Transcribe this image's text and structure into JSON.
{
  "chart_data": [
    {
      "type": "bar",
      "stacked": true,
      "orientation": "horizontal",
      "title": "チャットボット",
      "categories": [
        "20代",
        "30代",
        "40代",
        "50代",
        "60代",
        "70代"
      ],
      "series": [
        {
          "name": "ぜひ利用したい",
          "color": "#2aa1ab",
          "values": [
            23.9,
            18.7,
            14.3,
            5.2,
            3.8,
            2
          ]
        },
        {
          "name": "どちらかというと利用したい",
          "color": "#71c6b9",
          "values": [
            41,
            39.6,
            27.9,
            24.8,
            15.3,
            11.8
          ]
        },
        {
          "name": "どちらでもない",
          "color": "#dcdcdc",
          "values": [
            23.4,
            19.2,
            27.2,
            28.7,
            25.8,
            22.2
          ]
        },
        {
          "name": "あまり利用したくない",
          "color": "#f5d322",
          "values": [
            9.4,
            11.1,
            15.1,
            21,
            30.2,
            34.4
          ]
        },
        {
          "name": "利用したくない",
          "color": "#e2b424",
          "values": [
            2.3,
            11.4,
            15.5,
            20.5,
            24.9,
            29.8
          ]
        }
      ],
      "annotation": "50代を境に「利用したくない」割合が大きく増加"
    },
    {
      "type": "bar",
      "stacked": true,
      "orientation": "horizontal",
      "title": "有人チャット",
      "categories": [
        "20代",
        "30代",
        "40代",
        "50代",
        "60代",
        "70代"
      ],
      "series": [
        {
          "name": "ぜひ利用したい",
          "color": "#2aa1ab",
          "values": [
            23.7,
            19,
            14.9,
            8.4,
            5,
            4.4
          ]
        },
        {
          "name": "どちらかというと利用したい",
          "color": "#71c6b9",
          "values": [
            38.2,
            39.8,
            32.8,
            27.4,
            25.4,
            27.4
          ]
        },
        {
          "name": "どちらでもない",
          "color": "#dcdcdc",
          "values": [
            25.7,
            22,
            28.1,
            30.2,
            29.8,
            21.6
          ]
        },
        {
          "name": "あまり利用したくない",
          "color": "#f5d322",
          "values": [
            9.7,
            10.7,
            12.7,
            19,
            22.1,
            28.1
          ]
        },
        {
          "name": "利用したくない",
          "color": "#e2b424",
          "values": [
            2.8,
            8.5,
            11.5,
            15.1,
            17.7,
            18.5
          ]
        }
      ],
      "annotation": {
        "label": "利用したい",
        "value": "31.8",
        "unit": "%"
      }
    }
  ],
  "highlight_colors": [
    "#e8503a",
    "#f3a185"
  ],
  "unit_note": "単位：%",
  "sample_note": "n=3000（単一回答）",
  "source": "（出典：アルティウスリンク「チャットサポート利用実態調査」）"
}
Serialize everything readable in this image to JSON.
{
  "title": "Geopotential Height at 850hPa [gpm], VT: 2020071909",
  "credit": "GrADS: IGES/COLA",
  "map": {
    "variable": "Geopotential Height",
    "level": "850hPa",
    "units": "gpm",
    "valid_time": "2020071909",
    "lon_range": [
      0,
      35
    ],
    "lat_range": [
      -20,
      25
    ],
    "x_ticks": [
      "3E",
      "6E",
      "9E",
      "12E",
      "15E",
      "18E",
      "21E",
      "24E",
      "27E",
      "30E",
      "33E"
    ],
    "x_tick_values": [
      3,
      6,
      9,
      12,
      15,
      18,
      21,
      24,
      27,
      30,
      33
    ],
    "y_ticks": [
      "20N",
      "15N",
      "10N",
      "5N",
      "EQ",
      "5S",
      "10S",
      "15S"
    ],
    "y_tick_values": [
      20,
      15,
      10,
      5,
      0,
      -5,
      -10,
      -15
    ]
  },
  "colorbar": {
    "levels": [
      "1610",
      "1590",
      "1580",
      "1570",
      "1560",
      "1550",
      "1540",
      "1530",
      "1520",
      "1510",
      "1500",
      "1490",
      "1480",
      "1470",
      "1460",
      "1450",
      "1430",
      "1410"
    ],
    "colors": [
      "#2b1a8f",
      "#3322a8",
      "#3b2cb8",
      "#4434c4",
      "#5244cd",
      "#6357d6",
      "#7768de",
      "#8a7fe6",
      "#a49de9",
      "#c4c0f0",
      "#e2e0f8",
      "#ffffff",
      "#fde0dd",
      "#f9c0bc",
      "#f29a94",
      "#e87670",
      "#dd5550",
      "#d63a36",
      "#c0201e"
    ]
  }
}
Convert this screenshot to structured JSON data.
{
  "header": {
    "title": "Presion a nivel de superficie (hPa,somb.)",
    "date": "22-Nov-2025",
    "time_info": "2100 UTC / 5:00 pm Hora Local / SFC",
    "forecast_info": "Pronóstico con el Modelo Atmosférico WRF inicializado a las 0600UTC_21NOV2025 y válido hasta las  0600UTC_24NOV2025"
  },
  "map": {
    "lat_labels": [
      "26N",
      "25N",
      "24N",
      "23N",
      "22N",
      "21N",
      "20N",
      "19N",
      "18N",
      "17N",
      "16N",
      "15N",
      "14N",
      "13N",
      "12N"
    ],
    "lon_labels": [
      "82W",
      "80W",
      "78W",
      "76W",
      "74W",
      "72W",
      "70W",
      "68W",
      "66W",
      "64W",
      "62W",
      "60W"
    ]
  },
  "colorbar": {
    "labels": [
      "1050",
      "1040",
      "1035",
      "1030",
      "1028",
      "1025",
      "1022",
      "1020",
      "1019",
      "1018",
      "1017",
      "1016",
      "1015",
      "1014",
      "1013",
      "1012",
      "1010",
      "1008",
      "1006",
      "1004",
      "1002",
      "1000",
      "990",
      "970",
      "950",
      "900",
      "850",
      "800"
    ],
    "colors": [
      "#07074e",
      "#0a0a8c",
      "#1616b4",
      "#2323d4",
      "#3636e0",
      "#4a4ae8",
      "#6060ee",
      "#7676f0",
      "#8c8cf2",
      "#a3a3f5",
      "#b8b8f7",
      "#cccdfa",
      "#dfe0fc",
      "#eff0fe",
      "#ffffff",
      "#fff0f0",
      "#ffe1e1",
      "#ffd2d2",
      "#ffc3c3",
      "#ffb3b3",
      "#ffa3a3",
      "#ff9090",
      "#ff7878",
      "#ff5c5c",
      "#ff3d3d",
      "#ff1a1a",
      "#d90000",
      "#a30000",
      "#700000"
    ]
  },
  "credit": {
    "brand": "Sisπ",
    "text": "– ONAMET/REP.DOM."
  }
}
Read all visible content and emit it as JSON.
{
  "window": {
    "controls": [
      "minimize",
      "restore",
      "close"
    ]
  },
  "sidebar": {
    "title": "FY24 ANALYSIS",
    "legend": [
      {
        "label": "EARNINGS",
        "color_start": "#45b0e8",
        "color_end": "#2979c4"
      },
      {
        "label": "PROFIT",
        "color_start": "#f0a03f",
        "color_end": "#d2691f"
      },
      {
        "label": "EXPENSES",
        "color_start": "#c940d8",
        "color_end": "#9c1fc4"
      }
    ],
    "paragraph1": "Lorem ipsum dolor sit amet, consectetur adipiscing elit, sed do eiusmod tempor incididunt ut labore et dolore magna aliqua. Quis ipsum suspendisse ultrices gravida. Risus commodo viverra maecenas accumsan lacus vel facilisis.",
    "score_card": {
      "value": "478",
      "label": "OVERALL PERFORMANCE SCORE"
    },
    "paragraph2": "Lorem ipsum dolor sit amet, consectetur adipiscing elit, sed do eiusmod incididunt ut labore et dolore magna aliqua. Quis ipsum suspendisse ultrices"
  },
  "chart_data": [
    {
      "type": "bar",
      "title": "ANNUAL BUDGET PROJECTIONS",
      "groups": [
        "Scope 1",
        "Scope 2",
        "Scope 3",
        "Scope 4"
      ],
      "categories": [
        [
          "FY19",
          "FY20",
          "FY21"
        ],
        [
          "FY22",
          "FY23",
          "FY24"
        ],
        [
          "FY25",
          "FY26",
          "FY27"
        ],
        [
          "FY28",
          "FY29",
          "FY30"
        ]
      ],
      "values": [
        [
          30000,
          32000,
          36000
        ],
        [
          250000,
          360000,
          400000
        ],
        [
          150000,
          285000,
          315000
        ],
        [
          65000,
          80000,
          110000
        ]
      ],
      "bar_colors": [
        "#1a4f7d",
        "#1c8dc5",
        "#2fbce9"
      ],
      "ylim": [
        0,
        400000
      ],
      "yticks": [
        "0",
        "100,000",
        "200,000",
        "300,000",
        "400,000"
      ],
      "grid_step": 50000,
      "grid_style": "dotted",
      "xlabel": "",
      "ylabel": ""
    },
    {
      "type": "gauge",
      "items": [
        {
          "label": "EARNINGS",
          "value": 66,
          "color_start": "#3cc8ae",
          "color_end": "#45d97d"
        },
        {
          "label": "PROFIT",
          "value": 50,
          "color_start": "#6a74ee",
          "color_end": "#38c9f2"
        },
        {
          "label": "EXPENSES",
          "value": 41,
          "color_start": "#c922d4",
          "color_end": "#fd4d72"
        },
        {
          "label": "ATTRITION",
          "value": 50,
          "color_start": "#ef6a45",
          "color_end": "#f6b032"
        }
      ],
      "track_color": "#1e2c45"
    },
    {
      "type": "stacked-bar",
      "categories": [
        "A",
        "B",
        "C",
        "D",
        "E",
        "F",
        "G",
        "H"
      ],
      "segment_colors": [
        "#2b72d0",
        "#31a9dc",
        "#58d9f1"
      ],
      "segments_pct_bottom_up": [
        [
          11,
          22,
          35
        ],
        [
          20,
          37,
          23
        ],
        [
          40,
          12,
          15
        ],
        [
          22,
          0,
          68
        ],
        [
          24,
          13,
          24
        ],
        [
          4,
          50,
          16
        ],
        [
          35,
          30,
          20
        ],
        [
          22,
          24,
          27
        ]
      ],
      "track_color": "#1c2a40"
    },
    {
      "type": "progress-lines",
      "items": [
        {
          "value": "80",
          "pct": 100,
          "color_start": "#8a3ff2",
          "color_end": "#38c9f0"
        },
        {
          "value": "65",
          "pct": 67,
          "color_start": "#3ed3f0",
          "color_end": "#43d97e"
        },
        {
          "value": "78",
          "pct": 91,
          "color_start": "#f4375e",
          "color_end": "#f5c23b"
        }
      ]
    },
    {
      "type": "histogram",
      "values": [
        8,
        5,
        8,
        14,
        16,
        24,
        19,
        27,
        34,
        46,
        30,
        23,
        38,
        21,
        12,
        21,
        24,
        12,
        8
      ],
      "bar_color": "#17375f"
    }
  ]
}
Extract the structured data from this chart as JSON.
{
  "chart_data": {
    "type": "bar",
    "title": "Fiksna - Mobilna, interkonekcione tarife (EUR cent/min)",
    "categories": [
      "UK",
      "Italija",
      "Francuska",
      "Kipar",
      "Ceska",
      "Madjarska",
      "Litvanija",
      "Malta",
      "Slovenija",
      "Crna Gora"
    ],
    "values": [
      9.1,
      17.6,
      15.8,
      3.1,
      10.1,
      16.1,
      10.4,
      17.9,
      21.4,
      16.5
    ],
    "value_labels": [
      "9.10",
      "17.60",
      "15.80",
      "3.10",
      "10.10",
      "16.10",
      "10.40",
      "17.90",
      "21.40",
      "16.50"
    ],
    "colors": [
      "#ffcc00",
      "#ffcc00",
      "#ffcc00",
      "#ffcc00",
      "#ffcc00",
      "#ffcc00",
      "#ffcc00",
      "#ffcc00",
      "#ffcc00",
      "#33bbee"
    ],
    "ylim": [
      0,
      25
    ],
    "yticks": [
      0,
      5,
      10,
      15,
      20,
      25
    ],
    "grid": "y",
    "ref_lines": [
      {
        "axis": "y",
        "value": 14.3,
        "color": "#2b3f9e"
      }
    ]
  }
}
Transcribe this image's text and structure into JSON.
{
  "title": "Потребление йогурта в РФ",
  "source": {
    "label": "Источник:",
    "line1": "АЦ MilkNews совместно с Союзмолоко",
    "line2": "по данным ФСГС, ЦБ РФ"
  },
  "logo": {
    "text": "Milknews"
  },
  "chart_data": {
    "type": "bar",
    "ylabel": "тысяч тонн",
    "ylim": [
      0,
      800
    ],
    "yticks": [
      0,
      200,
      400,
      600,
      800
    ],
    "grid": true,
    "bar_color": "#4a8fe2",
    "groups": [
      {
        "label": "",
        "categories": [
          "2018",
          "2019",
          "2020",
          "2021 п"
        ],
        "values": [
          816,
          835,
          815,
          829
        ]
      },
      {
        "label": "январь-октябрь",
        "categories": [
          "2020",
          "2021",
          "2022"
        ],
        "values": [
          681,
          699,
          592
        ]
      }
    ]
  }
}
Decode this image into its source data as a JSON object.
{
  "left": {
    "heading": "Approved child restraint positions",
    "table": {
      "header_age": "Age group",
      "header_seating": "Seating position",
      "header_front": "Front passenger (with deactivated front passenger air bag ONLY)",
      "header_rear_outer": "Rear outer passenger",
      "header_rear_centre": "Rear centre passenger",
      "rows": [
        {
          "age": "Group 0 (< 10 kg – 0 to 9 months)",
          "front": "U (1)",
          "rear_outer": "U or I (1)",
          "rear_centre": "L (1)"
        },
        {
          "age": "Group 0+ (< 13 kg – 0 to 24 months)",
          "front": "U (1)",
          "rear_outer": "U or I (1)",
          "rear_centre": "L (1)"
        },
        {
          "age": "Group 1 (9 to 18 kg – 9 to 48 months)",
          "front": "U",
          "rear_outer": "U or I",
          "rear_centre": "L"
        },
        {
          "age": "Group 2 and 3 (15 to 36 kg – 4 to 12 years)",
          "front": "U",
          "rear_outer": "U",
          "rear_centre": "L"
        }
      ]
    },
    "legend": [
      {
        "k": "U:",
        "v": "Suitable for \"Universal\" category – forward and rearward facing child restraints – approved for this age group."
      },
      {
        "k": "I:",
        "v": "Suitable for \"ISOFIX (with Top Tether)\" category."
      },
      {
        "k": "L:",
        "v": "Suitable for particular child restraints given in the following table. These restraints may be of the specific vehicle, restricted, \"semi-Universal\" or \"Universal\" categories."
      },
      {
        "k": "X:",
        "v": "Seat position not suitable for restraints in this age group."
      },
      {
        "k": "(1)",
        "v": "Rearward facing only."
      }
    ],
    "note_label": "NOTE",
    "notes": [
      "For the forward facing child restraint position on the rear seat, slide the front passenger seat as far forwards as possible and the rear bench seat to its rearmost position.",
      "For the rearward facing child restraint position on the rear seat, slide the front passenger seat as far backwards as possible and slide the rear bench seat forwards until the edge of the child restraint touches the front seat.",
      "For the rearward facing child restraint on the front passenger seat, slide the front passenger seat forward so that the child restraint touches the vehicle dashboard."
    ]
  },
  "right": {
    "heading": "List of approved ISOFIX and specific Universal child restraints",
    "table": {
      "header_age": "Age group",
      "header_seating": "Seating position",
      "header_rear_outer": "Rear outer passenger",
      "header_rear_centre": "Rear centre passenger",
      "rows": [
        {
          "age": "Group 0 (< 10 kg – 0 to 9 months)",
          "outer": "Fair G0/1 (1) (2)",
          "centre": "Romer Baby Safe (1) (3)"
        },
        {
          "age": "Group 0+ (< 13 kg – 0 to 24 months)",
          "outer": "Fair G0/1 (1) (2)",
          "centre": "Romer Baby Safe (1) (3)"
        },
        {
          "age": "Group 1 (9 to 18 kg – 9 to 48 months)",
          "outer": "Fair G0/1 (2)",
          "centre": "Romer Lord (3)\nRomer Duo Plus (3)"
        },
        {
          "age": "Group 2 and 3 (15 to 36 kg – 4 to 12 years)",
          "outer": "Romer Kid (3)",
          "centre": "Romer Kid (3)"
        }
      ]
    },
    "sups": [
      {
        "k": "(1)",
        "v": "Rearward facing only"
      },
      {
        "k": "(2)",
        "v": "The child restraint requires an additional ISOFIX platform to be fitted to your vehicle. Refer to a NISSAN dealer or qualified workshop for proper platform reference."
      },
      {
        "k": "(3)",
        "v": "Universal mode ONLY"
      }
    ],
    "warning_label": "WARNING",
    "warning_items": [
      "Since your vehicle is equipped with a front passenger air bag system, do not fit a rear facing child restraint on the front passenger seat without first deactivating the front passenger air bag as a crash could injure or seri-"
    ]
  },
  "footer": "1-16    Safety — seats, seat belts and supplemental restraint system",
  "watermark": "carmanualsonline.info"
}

#####

TASK DETAILS -
Go through the listing above and locate each line that holds the word "structured". Copy those lines.

IN RESPONSE -
Convert this screenshot to structured JSON data.
Extract the structured data from this chart as JSON.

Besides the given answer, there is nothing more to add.